(Records from a dataset)
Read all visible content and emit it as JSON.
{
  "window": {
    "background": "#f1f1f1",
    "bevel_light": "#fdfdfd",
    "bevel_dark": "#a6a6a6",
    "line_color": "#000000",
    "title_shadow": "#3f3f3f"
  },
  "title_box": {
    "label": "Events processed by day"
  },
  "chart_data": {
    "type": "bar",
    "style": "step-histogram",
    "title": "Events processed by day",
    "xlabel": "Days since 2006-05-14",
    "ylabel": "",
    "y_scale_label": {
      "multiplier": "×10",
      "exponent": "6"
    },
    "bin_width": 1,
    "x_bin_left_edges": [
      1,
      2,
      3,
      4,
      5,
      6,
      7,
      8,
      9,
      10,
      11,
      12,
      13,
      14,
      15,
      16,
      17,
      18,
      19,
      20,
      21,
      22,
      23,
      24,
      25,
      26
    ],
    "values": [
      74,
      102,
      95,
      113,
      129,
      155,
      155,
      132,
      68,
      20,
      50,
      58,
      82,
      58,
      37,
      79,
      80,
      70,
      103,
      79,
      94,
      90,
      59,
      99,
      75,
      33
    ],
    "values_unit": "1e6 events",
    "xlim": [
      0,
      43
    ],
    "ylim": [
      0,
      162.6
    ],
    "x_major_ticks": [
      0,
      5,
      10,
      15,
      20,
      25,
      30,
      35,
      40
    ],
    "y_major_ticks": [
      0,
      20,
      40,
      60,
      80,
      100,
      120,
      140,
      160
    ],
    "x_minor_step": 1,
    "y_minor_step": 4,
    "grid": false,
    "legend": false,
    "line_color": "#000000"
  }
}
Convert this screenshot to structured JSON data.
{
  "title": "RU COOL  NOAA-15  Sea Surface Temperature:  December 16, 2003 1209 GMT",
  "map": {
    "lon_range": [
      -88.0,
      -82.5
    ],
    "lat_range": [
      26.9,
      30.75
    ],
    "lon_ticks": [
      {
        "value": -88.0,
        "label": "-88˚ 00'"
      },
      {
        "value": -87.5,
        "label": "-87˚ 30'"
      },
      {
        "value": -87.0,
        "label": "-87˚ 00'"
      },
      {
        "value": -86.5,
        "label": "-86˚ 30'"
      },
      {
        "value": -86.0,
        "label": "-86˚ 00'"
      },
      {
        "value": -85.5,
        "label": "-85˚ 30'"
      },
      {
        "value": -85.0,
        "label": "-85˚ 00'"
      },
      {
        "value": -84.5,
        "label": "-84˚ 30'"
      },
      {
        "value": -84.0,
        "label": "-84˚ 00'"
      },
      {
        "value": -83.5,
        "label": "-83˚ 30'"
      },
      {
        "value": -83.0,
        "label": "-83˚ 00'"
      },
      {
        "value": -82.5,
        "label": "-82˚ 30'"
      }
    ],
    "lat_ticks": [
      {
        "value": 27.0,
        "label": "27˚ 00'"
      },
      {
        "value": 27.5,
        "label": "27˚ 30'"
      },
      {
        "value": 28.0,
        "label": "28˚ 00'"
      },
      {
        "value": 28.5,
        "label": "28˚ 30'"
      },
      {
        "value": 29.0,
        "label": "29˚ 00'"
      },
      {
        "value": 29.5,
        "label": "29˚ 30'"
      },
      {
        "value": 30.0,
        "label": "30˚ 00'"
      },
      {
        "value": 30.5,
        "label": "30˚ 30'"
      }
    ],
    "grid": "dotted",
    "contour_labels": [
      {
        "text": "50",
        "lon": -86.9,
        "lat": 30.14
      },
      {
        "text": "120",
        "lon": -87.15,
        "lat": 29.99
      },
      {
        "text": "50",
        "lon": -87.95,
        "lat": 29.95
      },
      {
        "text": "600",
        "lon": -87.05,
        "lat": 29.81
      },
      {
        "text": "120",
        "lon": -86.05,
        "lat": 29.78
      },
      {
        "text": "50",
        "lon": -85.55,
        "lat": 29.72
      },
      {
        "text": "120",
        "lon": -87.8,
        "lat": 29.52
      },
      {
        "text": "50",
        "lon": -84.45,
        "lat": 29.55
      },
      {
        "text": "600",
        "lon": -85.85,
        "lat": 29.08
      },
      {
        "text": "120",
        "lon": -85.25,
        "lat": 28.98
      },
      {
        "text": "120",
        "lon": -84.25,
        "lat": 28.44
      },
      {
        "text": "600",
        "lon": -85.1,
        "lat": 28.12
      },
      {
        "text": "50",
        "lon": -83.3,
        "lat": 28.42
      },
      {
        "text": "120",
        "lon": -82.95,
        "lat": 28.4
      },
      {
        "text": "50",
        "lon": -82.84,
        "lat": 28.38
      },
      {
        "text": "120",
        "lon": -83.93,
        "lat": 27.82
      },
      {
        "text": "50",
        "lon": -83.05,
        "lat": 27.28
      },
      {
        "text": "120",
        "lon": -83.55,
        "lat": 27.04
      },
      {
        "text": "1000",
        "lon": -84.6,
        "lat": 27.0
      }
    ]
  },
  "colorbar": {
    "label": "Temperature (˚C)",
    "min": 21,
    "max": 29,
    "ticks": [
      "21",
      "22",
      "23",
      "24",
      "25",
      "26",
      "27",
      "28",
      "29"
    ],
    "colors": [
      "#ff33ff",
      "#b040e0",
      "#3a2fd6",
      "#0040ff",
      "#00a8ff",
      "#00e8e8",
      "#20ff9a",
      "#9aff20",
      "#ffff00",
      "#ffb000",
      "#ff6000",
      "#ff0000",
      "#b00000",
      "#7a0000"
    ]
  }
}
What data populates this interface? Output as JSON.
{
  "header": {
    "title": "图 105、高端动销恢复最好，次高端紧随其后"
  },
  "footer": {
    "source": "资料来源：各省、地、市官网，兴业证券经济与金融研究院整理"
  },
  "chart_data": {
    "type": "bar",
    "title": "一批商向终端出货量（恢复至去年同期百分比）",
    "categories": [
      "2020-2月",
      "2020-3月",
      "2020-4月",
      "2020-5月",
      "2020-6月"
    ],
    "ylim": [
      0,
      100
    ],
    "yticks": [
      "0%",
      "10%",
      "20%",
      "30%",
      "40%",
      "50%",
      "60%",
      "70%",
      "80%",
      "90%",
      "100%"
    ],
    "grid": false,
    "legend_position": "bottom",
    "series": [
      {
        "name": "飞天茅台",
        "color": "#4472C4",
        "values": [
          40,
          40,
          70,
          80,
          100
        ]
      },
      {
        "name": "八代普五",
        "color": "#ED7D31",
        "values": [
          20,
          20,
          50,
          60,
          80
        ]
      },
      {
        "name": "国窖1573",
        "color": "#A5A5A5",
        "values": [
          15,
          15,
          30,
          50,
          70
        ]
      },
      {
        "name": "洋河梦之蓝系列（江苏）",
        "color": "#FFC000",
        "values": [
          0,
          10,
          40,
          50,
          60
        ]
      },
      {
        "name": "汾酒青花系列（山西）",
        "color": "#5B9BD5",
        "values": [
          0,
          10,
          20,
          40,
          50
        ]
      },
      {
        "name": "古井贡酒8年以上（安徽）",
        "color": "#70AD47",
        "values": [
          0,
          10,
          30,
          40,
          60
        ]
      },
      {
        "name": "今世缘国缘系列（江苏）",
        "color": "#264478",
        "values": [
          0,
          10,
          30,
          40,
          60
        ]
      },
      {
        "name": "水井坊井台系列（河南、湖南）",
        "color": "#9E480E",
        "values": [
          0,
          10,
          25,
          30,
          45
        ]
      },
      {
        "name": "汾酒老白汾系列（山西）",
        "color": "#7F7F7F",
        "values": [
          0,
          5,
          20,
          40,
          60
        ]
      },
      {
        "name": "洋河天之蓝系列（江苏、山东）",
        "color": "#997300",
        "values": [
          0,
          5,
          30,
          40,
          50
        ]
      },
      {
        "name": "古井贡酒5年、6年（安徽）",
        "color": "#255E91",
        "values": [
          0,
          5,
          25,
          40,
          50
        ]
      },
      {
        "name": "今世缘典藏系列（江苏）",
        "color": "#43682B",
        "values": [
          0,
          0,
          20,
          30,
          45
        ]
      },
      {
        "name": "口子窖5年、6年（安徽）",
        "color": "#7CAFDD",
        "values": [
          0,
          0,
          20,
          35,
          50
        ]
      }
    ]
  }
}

Work to be completed:
Copy each line of the data that contains the word "this".

Solution below:
Convert this screenshot to structured JSON data.
What data populates this interface? Output as JSON.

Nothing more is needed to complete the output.